▶ EXERCISE REQUIREMENTS:
Produce an exact copy of all the records.

[Stored items]

________________

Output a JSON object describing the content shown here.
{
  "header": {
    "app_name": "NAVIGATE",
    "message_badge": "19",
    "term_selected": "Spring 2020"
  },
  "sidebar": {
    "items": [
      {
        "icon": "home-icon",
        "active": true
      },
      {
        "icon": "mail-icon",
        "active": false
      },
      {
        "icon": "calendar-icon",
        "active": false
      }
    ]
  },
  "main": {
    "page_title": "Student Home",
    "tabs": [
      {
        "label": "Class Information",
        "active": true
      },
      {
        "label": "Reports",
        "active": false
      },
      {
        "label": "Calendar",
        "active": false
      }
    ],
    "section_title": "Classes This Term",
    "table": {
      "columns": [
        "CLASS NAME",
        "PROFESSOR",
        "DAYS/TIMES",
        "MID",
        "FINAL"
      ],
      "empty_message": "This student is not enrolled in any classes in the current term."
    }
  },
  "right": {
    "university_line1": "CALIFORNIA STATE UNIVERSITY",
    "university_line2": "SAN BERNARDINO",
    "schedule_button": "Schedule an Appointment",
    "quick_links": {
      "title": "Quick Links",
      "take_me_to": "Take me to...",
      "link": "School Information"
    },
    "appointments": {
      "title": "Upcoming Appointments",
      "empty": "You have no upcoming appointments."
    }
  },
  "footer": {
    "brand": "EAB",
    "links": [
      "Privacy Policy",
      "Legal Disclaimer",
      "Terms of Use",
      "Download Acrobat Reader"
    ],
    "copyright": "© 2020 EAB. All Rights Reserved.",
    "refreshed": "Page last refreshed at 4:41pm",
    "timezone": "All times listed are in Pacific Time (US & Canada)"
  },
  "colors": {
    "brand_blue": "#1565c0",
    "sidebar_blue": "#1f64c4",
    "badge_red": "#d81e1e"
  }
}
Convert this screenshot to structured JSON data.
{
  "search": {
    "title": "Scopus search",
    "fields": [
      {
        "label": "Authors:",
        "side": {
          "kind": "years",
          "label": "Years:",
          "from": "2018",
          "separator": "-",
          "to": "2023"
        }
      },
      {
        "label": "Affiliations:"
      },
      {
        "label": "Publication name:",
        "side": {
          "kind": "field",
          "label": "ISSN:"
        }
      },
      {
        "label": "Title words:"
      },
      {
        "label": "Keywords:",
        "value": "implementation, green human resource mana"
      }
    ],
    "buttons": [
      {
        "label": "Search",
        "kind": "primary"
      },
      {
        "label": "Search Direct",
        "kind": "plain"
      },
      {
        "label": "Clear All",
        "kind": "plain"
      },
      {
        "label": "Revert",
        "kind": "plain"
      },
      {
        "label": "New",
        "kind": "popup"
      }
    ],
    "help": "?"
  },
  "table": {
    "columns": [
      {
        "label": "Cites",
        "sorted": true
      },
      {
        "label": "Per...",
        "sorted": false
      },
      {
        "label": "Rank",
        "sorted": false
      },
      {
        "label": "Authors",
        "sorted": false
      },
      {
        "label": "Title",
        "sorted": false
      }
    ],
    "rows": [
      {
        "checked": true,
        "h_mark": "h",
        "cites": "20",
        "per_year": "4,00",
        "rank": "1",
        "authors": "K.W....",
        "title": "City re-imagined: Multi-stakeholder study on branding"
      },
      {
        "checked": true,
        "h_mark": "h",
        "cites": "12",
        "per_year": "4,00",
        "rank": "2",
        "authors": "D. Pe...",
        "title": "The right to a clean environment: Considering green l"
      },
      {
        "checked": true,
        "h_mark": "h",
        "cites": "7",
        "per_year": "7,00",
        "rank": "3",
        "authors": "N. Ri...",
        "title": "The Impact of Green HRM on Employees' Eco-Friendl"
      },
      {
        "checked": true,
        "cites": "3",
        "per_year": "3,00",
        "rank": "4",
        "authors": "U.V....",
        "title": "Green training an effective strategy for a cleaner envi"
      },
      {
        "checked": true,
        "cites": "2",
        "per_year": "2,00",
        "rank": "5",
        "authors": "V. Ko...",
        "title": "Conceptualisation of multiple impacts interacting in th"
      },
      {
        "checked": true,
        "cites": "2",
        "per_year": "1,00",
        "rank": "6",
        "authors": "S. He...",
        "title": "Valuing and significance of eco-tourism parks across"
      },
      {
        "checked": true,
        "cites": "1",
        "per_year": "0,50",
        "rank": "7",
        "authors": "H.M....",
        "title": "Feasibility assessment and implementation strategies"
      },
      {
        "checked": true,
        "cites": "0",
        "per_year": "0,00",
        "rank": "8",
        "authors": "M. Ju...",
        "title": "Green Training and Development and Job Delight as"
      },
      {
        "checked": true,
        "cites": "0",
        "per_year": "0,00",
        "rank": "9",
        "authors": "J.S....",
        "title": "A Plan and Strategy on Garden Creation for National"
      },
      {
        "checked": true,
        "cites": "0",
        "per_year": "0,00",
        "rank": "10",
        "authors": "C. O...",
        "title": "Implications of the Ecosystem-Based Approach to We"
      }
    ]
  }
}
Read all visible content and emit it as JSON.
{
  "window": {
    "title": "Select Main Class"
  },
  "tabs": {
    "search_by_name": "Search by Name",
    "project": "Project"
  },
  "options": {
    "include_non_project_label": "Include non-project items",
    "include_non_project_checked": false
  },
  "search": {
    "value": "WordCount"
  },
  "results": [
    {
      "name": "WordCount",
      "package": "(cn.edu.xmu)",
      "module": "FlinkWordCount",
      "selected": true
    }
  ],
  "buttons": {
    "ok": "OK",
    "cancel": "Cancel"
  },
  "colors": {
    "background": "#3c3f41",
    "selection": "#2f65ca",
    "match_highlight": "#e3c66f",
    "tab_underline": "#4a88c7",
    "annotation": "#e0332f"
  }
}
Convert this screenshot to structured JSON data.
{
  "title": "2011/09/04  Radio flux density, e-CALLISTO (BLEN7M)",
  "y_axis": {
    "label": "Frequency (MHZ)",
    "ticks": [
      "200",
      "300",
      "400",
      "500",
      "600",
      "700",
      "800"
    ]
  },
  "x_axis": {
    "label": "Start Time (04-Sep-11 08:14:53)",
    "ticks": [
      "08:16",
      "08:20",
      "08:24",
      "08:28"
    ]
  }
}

________________

▶ RESULT FOR THIS TASK:
Output a JSON object describing the content shown here.
{
  "header": {
    "app_name": "NAVIGATE",
    "message_badge": "19",
    "term_selected": "Spring 2020"
  },
  "sidebar": {
    "items": [
      {
        "icon": "home-icon",
        "active": true
      },
      {
        "icon": "mail-icon",
        "active": false
      },
      {
        "icon": "calendar-icon",
        "active": false
      }
    ]
  },
  "main": {
    "page_title": "Student Home",
    "tabs": [
      {
        "label": "Class Information",
        "active": true
      },
      {
        "label": "Reports",
        "active": false
      },
      {
        "label": "Calendar",
        "active": false
      }
    ],
    "section_title": "Classes This Term",
    "table": {
      "columns": [
        "CLASS NAME",
        "PROFESSOR",
        "DAYS/TIMES",
        "MID",
        "FINAL"
      ],
      "empty_message": "This student is not enrolled in any classes in the current term."
    }
  },
  "right": {
    "university_line1": "CALIFORNIA STATE UNIVERSITY",
    "university_line2": "SAN BERNARDINO",
    "schedule_button": "Schedule an Appointment",
    "quick_links": {
      "title": "Quick Links",
      "take_me_to": "Take me to...",
      "link": "School Information"
    },
    "appointments": {
      "title": "Upcoming Appointments",
      "empty": "You have no upcoming appointments."
    }
  },
  "footer": {
    "brand": "EAB",
    "links": [
      "Privacy Policy",
      "Legal Disclaimer",
      "Terms of Use",
      "Download Acrobat Reader"
    ],
    "copyright": "© 2020 EAB. All Rights Reserved.",
    "refreshed": "Page last refreshed at 4:41pm",
    "timezone": "All times listed are in Pacific Time (US & Canada)"
  },
  "colors": {
    "brand_blue": "#1565c0",
    "sidebar_blue": "#1f64c4",
    "badge_red": "#d81e1e"
  }
}
Convert this screenshot to structured JSON data.
{
  "search": {
    "title": "Scopus search",
    "fields": [
      {
        "label": "Authors:",
        "side": {
          "kind": "years",
          "label": "Years:",
          "from": "2018",
          "separator": "-",
          "to": "2023"
        }
      },
      {
        "label": "Affiliations:"
      },
      {
        "label": "Publication name:",
        "side": {
          "kind": "field",
          "label": "ISSN:"
        }
      },
      {
        "label": "Title words:"
      },
      {
        "label": "Keywords:",
        "value": "implementation, green human resource mana"
      }
    ],
    "buttons": [
      {
        "label": "Search",
        "kind": "primary"
      },
      {
        "label": "Search Direct",
        "kind": "plain"
      },
      {
        "label": "Clear All",
        "kind": "plain"
      },
      {
        "label": "Revert",
        "kind": "plain"
      },
      {
        "label": "New",
        "kind": "popup"
      }
    ],
    "help": "?"
  },
  "table": {
    "columns": [
      {
        "label": "Cites",
        "sorted": true
      },
      {
        "label": "Per...",
        "sorted": false
      },
      {
        "label": "Rank",
        "sorted": false
      },
      {
        "label": "Authors",
        "sorted": false
      },
      {
        "label": "Title",
        "sorted": false
      }
    ],
    "rows": [
      {
        "checked": true,
        "h_mark": "h",
        "cites": "20",
        "per_year": "4,00",
        "rank": "1",
        "authors": "K.W....",
        "title": "City re-imagined: Multi-stakeholder study on branding"
      },
      {
        "checked": true,
        "h_mark": "h",
        "cites": "12",
        "per_year": "4,00",
        "rank": "2",
        "authors": "D. Pe...",
        "title": "The right to a clean environment: Considering green l"
      },
      {
        "checked": true,
        "h_mark": "h",
        "cites": "7",
        "per_year": "7,00",
        "rank": "3",
        "authors": "N. Ri...",
        "title": "The Impact of Green HRM on Employees' Eco-Friendl"
      },
      {
        "checked": true,
        "cites": "3",
        "per_year": "3,00",
        "rank": "4",
        "authors": "U.V....",
        "title": "Green training an effective strategy for a cleaner envi"
      },
      {
        "checked": true,
        "cites": "2",
        "per_year": "2,00",
        "rank": "5",
        "authors": "V. Ko...",
        "title": "Conceptualisation of multiple impacts interacting in th"
      },
      {
        "checked": true,
        "cites": "2",
        "per_year": "1,00",
        "rank": "6",
        "authors": "S. He...",
        "title": "Valuing and significance of eco-tourism parks across"
      },
      {
        "checked": true,
        "cites": "1",
        "per_year": "0,50",
        "rank": "7",
        "authors": "H.M....",
        "title": "Feasibility assessment and implementation strategies"
      },
      {
        "checked": true,
        "cites": "0",
        "per_year": "0,00",
        "rank": "8",
        "authors": "M. Ju...",
        "title": "Green Training and Development and Job Delight as"
      },
      {
        "checked": true,
        "cites": "0",
        "per_year": "0,00",
        "rank": "9",
        "authors": "J.S....",
        "title": "A Plan and Strategy on Garden Creation for National"
      },
      {
        "checked": true,
        "cites": "0",
        "per_year": "0,00",
        "rank": "10",
        "authors": "C. O...",
        "title": "Implications of the Ecosystem-Based Approach to We"
      }
    ]
  }
}
Read all visible content and emit it as JSON.
{
  "window": {
    "title": "Select Main Class"
  },
  "tabs": {
    "search_by_name": "Search by Name",
    "project": "Project"
  },
  "options": {
    "include_non_project_label": "Include non-project items",
    "include_non_project_checked": false
  },
  "search": {
    "value": "WordCount"
  },
  "results": [
    {
      "name": "WordCount",
      "package": "(cn.edu.xmu)",
      "module": "FlinkWordCount",
      "selected": true
    }
  ],
  "buttons": {
    "ok": "OK",
    "cancel": "Cancel"
  },
  "colors": {
    "background": "#3c3f41",
    "selection": "#2f65ca",
    "match_highlight": "#e3c66f",
    "tab_underline": "#4a88c7",
    "annotation": "#e0332f"
  }
}
Convert this screenshot to structured JSON data.
{
  "title": "2011/09/04  Radio flux density, e-CALLISTO (BLEN7M)",
  "y_axis": {
    "label": "Frequency (MHZ)",
    "ticks": [
      "200",
      "300",
      "400",
      "500",
      "600",
      "700",
      "800"
    ]
  },
  "x_axis": {
    "label": "Start Time (04-Sep-11 08:14:53)",
    "ticks": [
      "08:16",
      "08:20",
      "08:24",
      "08:28"
    ]
  }
}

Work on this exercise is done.